### [Task goal]
Locate the lines of the listing below that hold "files", then copy each of them.

########

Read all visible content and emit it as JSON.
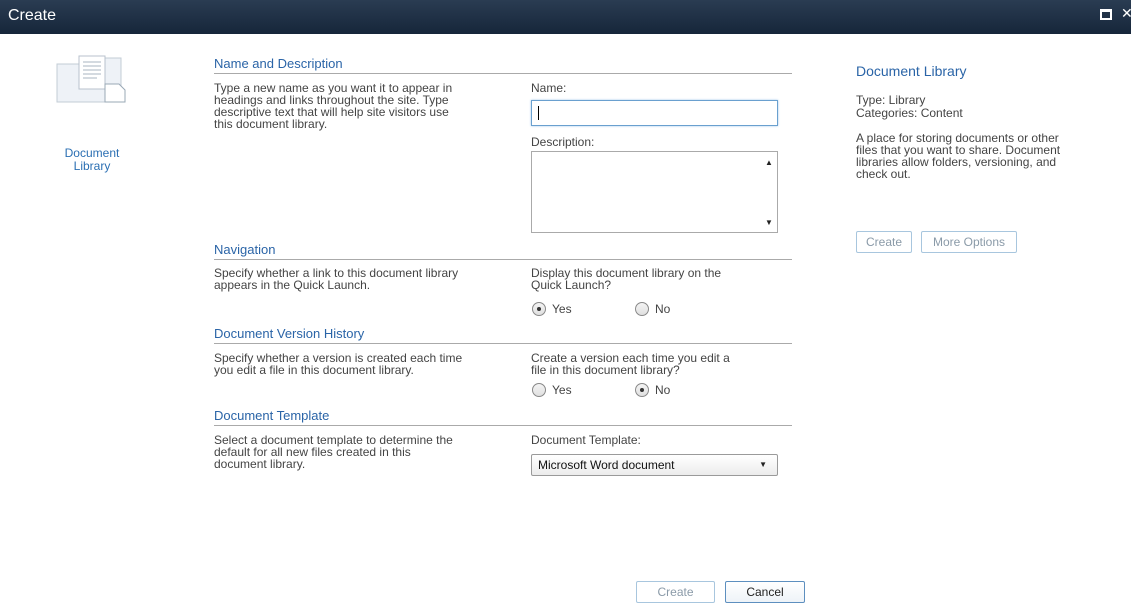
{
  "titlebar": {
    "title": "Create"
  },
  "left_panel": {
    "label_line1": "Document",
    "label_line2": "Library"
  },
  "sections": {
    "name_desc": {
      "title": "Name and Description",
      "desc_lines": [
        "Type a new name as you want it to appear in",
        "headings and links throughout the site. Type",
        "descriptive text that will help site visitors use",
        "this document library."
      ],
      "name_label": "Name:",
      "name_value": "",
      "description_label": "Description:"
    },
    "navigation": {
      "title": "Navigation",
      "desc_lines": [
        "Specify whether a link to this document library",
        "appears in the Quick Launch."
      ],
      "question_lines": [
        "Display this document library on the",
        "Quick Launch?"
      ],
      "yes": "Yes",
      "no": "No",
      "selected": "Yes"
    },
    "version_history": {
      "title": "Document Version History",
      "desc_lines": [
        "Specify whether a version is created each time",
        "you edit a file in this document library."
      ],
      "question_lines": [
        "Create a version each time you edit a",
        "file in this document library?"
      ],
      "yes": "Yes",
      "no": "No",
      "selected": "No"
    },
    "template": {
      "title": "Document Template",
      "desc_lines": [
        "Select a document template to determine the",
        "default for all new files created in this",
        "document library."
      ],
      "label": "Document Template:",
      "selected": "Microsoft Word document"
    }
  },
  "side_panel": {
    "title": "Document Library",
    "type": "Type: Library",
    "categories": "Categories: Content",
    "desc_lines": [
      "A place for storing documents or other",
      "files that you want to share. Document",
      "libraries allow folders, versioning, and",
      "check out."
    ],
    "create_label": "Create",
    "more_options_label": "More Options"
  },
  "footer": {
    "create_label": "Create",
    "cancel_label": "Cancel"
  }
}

########

### [Solution for this task]
        "default for all new files created in this",
      "files that you want to share. Document",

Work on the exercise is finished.